_DIRECTIONS_. Transcribe the listing exactly, leaving out every picture.

_LISTED RECORDS_.
-- Start --
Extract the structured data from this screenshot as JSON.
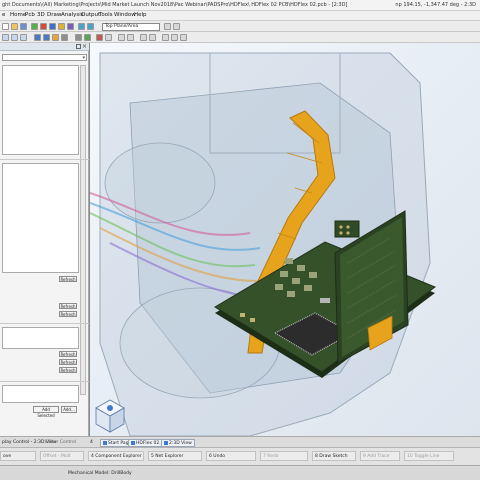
{
  "window": {
    "title": "ght Documents\\(All) Marketing\\Projects\\Mid Market Launch Nov2018\\Pac Webinar\\PADSPro\\HDFlex\\ HDFlex 02 PCB\\HDFlex 02.pcb - [2:3D]",
    "coords": "np 194.15, -1,347.47 deg - 2:3D"
  },
  "menu": [
    "e",
    "Home",
    "Pcb",
    "3D",
    "Draw",
    "Analysis",
    "Output",
    "Tools",
    "Window",
    "Help"
  ],
  "toolbar": {
    "layer_select": "Top Plane/Area"
  },
  "left_panel": {
    "refresh_label": "Refresh",
    "add_selected_label": "Add Selected",
    "add_label": "Add..."
  },
  "tabs": {
    "display_control": "play Control - 2:3D View",
    "editor_control": "Editor Control",
    "number": "4",
    "start_page": "Start Page",
    "pcb_tab": "HDFlex 02...",
    "view_tab": "2:3D View"
  },
  "fkeys": [
    {
      "label": "ove",
      "dim": false
    },
    {
      "label": "Offset - Mult",
      "dim": true
    },
    {
      "label": "4 Component Explorer",
      "dim": false
    },
    {
      "label": "5 Net Explorer",
      "dim": false
    },
    {
      "label": "6 Undo",
      "dim": false
    },
    {
      "label": "7 Redo",
      "dim": true
    },
    {
      "label": "8 Draw Sketch",
      "dim": false
    },
    {
      "label": "9 Add Trace",
      "dim": true
    },
    {
      "label": "10 Toggle Line",
      "dim": true
    }
  ],
  "status": {
    "model": "Mechanical Model: DrillBody"
  },
  "colors": {
    "flex": "#e8a31c",
    "board": "#2f4a24",
    "viewport_bg": "#eef3f8"
  }
}
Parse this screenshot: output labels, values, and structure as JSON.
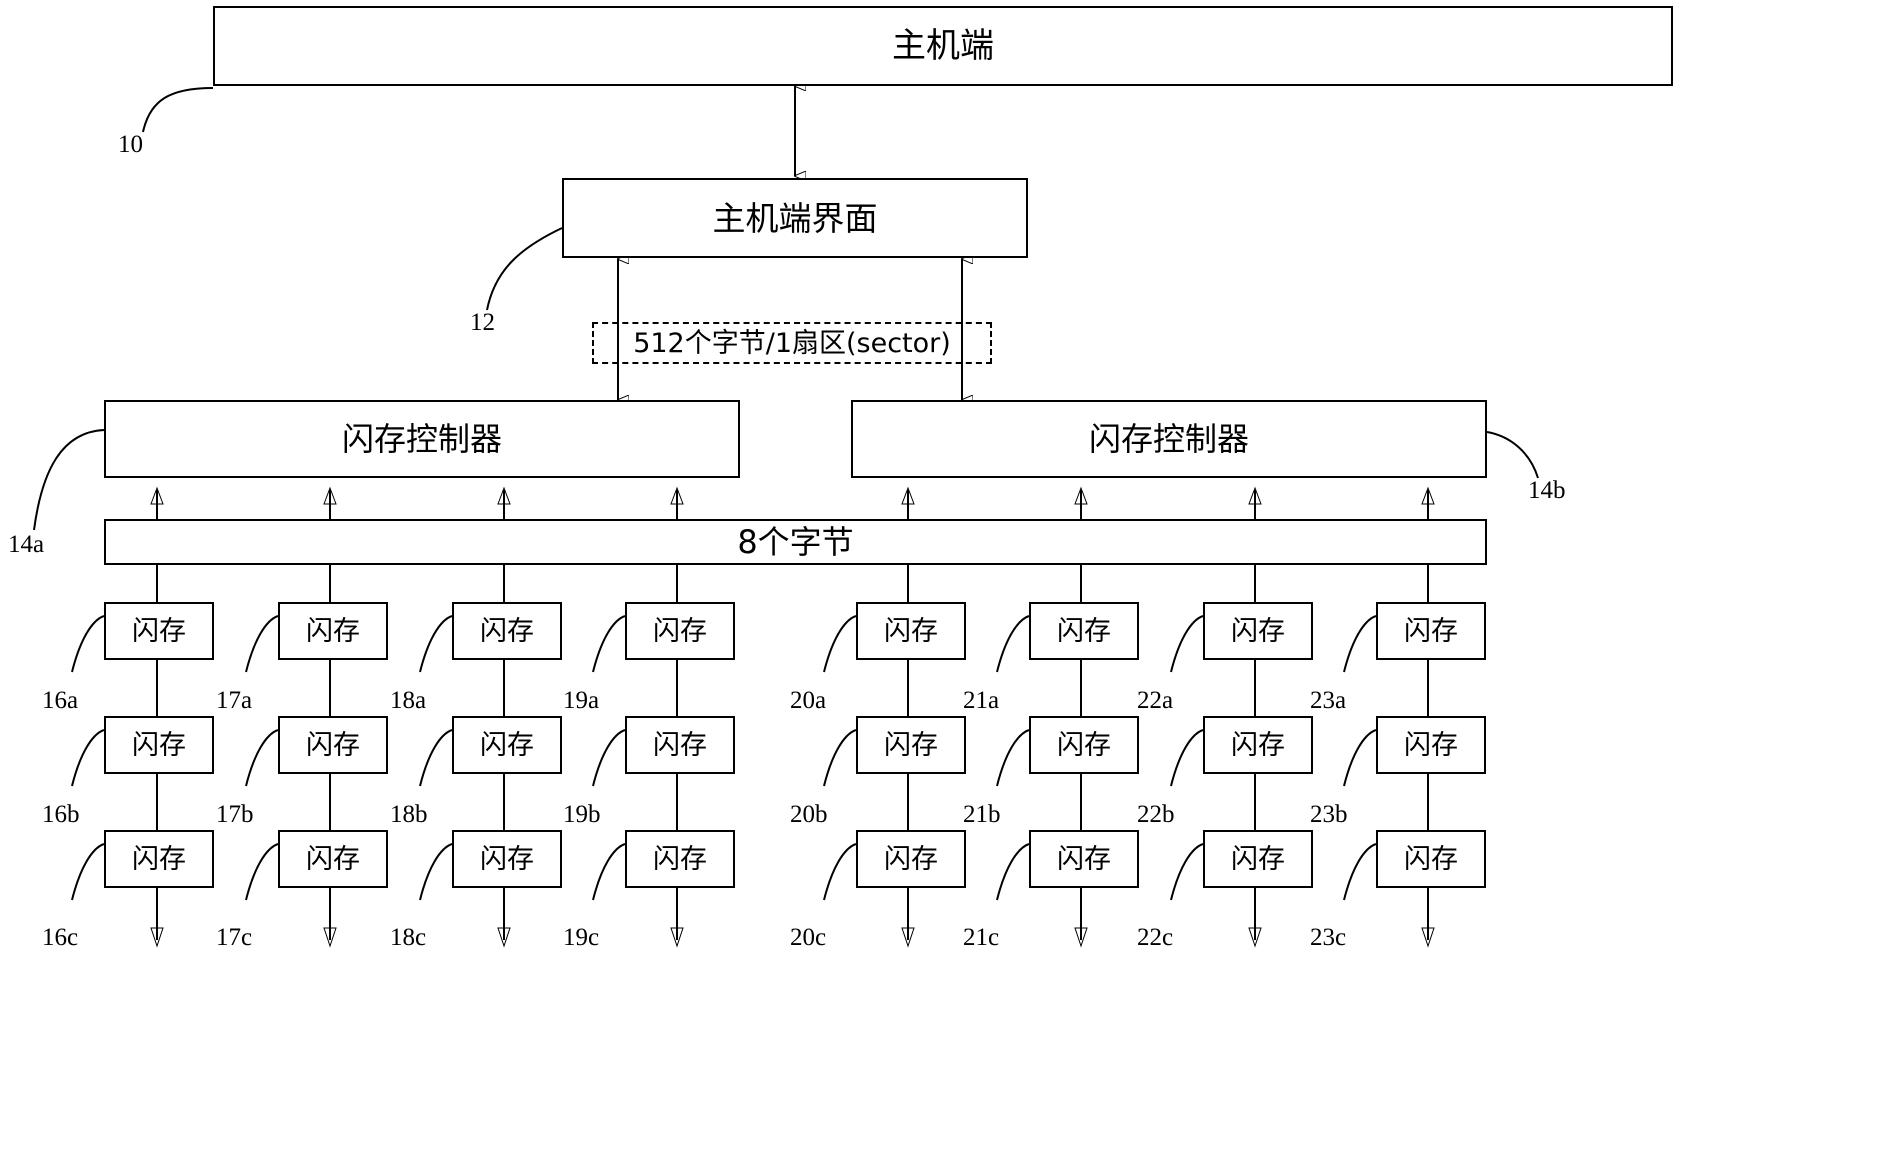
{
  "diagram": {
    "title_host": "主机端",
    "title_interface": "主机端界面",
    "sector_note": "512个字节/1扇区(sector)",
    "controller_label": "闪存控制器",
    "bus_label": "8个字节",
    "flash_label": "闪存"
  },
  "refs": {
    "host": "10",
    "interface": "12",
    "controller_left": "14a",
    "controller_right": "14b"
  },
  "columns": [
    {
      "id": "col-16",
      "refs": [
        "16a",
        "16b",
        "16c"
      ]
    },
    {
      "id": "col-17",
      "refs": [
        "17a",
        "17b",
        "17c"
      ]
    },
    {
      "id": "col-18",
      "refs": [
        "18a",
        "18b",
        "18c"
      ]
    },
    {
      "id": "col-19",
      "refs": [
        "19a",
        "19b",
        "19c"
      ]
    },
    {
      "id": "col-20",
      "refs": [
        "20a",
        "20b",
        "20c"
      ]
    },
    {
      "id": "col-21",
      "refs": [
        "21a",
        "21b",
        "21c"
      ]
    },
    {
      "id": "col-22",
      "refs": [
        "22a",
        "22b",
        "22c"
      ]
    },
    {
      "id": "col-23",
      "refs": [
        "23a",
        "23b",
        "23c"
      ]
    }
  ],
  "flash_cells": {
    "labels": [
      [
        "闪存",
        "闪存",
        "闪存",
        "闪存",
        "闪存",
        "闪存",
        "闪存",
        "闪存"
      ],
      [
        "闪存",
        "闪存",
        "闪存",
        "闪存",
        "闪存",
        "闪存",
        "闪存",
        "闪存"
      ],
      [
        "闪存",
        "闪存",
        "闪存",
        "闪存",
        "闪存",
        "闪存",
        "闪存",
        "闪存"
      ]
    ]
  },
  "colors": {
    "stroke": "#000000",
    "background": "#ffffff"
  }
}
-- End --
_THE ANSWER_.
Extract the structured data from this screenshot as JSON.
{
  "window": {
    "title": "ght Documents\\(All) Marketing\\Projects\\Mid Market Launch Nov2018\\Pac Webinar\\PADSPro\\HDFlex\\ HDFlex 02 PCB\\HDFlex 02.pcb - [2:3D]",
    "coords": "np 194.15, -1,347.47 deg - 2:3D"
  },
  "menu": [
    "e",
    "Home",
    "Pcb",
    "3D",
    "Draw",
    "Analysis",
    "Output",
    "Tools",
    "Window",
    "Help"
  ],
  "toolbar": {
    "layer_select": "Top Plane/Area"
  },
  "left_panel": {
    "refresh_label": "Refresh",
    "add_selected_label": "Add Selected",
    "add_label": "Add..."
  },
  "tabs": {
    "display_control": "play Control - 2:3D View",
    "editor_control": "Editor Control",
    "number": "4",
    "start_page": "Start Page",
    "pcb_tab": "HDFlex 02...",
    "view_tab": "2:3D View"
  },
  "fkeys": [
    {
      "label": "ove",
      "dim": false
    },
    {
      "label": "Offset - Mult",
      "dim": true
    },
    {
      "label": "4 Component Explorer",
      "dim": false
    },
    {
      "label": "5 Net Explorer",
      "dim": false
    },
    {
      "label": "6 Undo",
      "dim": false
    },
    {
      "label": "7 Redo",
      "dim": true
    },
    {
      "label": "8 Draw Sketch",
      "dim": false
    },
    {
      "label": "9 Add Trace",
      "dim": true
    },
    {
      "label": "10 Toggle Line",
      "dim": true
    }
  ],
  "status": {
    "model": "Mechanical Model: DrillBody"
  },
  "colors": {
    "flex": "#e8a31c",
    "board": "#2f4a24",
    "viewport_bg": "#eef3f8"
  }
}
Parse this screenshot: output labels, values, and structure as JSON.
{
  "diagram": {
    "title_host": "主机端",
    "title_interface": "主机端界面",
    "sector_note": "512个字节/1扇区(sector)",
    "controller_label": "闪存控制器",
    "bus_label": "8个字节",
    "flash_label": "闪存"
  },
  "refs": {
    "host": "10",
    "interface": "12",
    "controller_left": "14a",
    "controller_right": "14b"
  },
  "columns": [
    {
      "id": "col-16",
      "refs": [
        "16a",
        "16b",
        "16c"
      ]
    },
    {
      "id": "col-17",
      "refs": [
        "17a",
        "17b",
        "17c"
      ]
    },
    {
      "id": "col-18",
      "refs": [
        "18a",
        "18b",
        "18c"
      ]
    },
    {
      "id": "col-19",
      "refs": [
        "19a",
        "19b",
        "19c"
      ]
    },
    {
      "id": "col-20",
      "refs": [
        "20a",
        "20b",
        "20c"
      ]
    },
    {
      "id": "col-21",
      "refs": [
        "21a",
        "21b",
        "21c"
      ]
    },
    {
      "id": "col-22",
      "refs": [
        "22a",
        "22b",
        "22c"
      ]
    },
    {
      "id": "col-23",
      "refs": [
        "23a",
        "23b",
        "23c"
      ]
    }
  ],
  "flash_cells": {
    "labels": [
      [
        "闪存",
        "闪存",
        "闪存",
        "闪存",
        "闪存",
        "闪存",
        "闪存",
        "闪存"
      ],
      [
        "闪存",
        "闪存",
        "闪存",
        "闪存",
        "闪存",
        "闪存",
        "闪存",
        "闪存"
      ],
      [
        "闪存",
        "闪存",
        "闪存",
        "闪存",
        "闪存",
        "闪存",
        "闪存",
        "闪存"
      ]
    ]
  },
  "colors": {
    "stroke": "#000000",
    "background": "#ffffff"
  }
}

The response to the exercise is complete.